**What this task involves:** Output every line exactly as written. Leave out pictures.

**The data:**
====

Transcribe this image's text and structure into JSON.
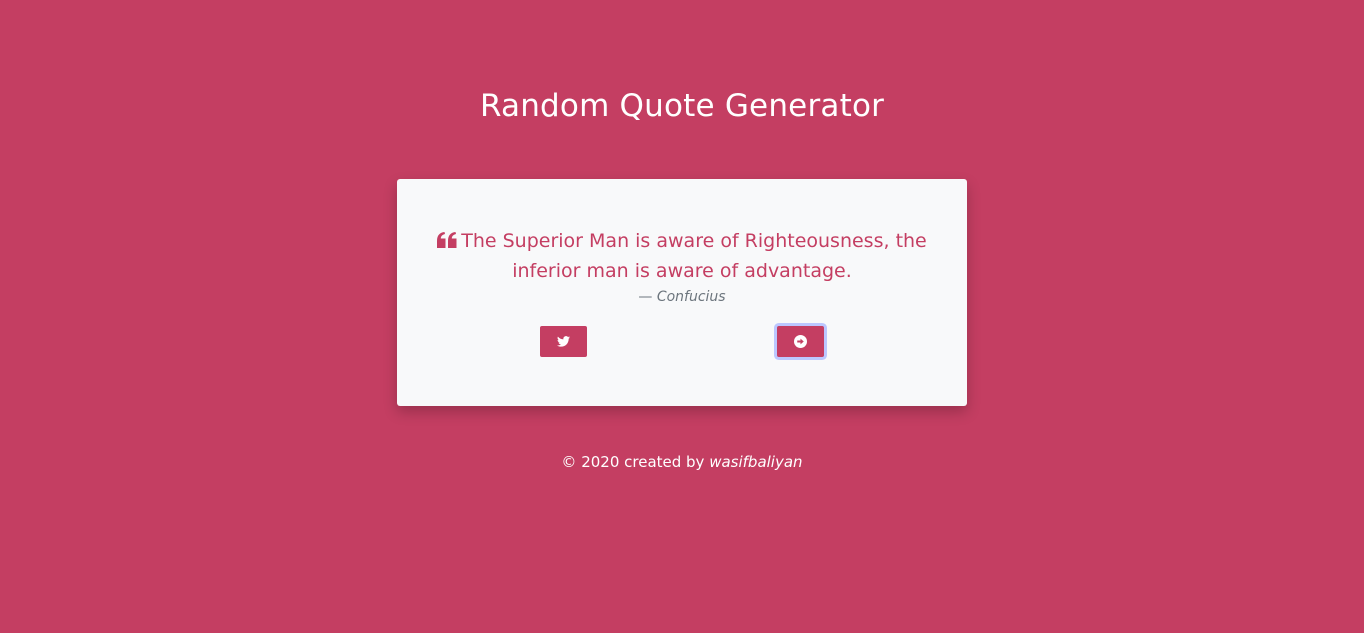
{
  "page": {
    "title": "Random Quote Generator",
    "background_color": "#c43e62"
  },
  "quote": {
    "text": "The Superior Man is aware of Righteousness, the inferior man is aware of advantage.",
    "dash": "— ",
    "author": "Confucius",
    "icon": "quote-left-icon",
    "accent_color": "#c43e62",
    "card_color": "#f8f9fa"
  },
  "buttons": {
    "tweet_icon": "twitter-icon",
    "next_icon": "arrow-circle-right-icon"
  },
  "footer": {
    "prefix": "© 2020 created by ",
    "author": "wasifbaliyan"
  }
}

====

**Result of this exercise:**
Transcribe this image's text and structure into JSON.
{
  "page": {
    "title": "Random Quote Generator",
    "background_color": "#c43e62"
  },
  "quote": {
    "text": "The Superior Man is aware of Righteousness, the inferior man is aware of advantage.",
    "dash": "— ",
    "author": "Confucius",
    "icon": "quote-left-icon",
    "accent_color": "#c43e62",
    "card_color": "#f8f9fa"
  },
  "buttons": {
    "tweet_icon": "twitter-icon",
    "next_icon": "arrow-circle-right-icon"
  },
  "footer": {
    "prefix": "© 2020 created by ",
    "author": "wasifbaliyan"
  }
}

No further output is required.